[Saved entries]
## Start

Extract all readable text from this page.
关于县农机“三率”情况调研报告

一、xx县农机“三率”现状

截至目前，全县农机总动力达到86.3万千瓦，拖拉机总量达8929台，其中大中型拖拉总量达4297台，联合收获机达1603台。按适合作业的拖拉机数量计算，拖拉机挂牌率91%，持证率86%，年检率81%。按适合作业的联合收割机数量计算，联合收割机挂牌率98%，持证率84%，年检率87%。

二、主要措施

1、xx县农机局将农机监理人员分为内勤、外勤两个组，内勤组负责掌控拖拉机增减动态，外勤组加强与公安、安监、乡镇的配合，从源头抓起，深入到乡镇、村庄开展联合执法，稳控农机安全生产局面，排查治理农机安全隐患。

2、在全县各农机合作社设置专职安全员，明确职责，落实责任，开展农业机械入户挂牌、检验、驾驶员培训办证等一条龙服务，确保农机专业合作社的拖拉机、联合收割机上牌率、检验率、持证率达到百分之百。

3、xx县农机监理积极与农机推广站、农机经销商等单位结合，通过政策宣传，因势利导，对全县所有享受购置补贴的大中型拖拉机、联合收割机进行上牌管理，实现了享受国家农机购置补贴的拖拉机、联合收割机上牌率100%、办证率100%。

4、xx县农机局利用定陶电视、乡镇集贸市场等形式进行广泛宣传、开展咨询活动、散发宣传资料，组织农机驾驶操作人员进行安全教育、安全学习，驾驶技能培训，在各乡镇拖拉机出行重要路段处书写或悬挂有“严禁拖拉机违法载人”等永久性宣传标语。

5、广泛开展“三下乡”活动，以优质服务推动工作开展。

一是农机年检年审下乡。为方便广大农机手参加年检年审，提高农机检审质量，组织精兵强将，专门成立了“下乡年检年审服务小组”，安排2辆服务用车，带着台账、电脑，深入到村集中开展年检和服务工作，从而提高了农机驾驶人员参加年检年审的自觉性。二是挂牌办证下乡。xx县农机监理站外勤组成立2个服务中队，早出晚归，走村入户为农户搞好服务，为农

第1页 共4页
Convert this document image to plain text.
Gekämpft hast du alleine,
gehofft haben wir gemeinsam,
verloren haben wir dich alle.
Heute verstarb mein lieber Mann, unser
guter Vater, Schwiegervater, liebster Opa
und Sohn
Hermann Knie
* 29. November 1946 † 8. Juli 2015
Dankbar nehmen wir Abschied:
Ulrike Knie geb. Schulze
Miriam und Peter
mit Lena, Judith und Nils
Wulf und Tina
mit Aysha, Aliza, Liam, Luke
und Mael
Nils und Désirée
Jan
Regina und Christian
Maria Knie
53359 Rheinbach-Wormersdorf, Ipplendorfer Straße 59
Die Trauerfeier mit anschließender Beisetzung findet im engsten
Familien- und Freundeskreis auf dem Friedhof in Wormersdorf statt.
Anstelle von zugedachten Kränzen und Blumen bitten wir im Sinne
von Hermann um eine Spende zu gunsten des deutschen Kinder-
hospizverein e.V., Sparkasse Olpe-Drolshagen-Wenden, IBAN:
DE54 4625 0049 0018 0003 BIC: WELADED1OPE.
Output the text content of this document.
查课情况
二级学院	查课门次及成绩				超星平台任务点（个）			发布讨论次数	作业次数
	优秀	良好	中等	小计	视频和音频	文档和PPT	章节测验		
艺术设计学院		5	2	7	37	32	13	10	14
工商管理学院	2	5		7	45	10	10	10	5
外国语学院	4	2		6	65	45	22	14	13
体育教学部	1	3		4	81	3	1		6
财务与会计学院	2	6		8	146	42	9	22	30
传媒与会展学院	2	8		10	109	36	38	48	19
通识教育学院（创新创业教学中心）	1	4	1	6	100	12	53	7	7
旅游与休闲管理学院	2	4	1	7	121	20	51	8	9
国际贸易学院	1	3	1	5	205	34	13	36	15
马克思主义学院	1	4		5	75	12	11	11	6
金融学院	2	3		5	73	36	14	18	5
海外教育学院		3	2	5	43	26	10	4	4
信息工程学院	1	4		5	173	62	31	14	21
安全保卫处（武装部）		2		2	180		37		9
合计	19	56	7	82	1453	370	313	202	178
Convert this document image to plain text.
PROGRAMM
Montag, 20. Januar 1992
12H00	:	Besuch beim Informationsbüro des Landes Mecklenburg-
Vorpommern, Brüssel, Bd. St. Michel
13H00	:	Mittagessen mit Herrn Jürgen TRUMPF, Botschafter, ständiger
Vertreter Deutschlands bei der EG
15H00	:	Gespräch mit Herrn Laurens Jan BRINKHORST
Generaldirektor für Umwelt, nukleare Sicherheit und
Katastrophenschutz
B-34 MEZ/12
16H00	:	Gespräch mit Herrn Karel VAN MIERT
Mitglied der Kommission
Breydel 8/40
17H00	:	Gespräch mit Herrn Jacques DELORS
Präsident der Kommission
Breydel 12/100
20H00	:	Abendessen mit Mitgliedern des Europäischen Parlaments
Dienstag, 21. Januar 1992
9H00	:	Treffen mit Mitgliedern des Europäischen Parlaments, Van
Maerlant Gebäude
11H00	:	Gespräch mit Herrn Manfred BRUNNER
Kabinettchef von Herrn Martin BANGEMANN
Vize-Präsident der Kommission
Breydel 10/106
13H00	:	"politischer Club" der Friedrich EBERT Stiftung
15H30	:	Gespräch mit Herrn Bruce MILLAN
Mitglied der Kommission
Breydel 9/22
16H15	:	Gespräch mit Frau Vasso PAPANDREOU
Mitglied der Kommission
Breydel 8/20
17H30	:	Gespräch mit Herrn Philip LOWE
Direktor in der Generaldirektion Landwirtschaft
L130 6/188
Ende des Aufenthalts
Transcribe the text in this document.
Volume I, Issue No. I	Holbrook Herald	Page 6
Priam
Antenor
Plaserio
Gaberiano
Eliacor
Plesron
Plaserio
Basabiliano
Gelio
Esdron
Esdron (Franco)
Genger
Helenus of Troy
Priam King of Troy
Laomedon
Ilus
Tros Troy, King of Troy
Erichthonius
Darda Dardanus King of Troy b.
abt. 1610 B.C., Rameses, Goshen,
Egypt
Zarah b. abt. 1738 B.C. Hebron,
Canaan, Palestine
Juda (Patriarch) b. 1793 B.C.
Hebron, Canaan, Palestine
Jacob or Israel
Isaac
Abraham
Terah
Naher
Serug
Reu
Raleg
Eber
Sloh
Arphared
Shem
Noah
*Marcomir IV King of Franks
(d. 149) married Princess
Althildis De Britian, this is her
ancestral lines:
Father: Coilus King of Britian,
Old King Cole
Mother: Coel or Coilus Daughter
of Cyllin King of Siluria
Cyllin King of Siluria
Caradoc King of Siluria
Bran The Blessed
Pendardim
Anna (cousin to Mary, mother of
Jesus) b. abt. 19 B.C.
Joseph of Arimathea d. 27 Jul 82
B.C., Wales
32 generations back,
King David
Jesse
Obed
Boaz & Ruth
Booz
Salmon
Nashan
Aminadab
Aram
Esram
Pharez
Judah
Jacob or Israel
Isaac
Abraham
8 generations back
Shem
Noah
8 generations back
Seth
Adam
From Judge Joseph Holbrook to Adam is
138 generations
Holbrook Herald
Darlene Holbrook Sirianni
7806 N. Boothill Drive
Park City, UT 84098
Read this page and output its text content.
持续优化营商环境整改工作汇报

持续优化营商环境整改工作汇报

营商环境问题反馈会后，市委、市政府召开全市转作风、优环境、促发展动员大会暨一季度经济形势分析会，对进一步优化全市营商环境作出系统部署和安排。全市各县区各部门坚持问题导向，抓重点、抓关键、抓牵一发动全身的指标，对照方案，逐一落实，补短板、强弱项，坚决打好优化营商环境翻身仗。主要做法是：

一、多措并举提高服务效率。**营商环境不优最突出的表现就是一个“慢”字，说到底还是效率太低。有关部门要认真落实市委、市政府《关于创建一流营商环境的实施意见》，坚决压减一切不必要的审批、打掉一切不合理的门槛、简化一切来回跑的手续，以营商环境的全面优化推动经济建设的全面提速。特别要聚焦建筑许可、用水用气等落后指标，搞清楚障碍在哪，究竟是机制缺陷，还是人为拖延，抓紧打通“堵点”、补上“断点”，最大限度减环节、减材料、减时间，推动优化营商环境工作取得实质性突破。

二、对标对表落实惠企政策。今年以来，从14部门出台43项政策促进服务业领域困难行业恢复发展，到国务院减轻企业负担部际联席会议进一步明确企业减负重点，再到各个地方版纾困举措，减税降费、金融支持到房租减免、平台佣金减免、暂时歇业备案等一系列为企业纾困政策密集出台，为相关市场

## End

_Exercise_:
Copy out every line that includes the word "content".

_Written solution_:
Output the text content of this document.
Read this page and output its text content.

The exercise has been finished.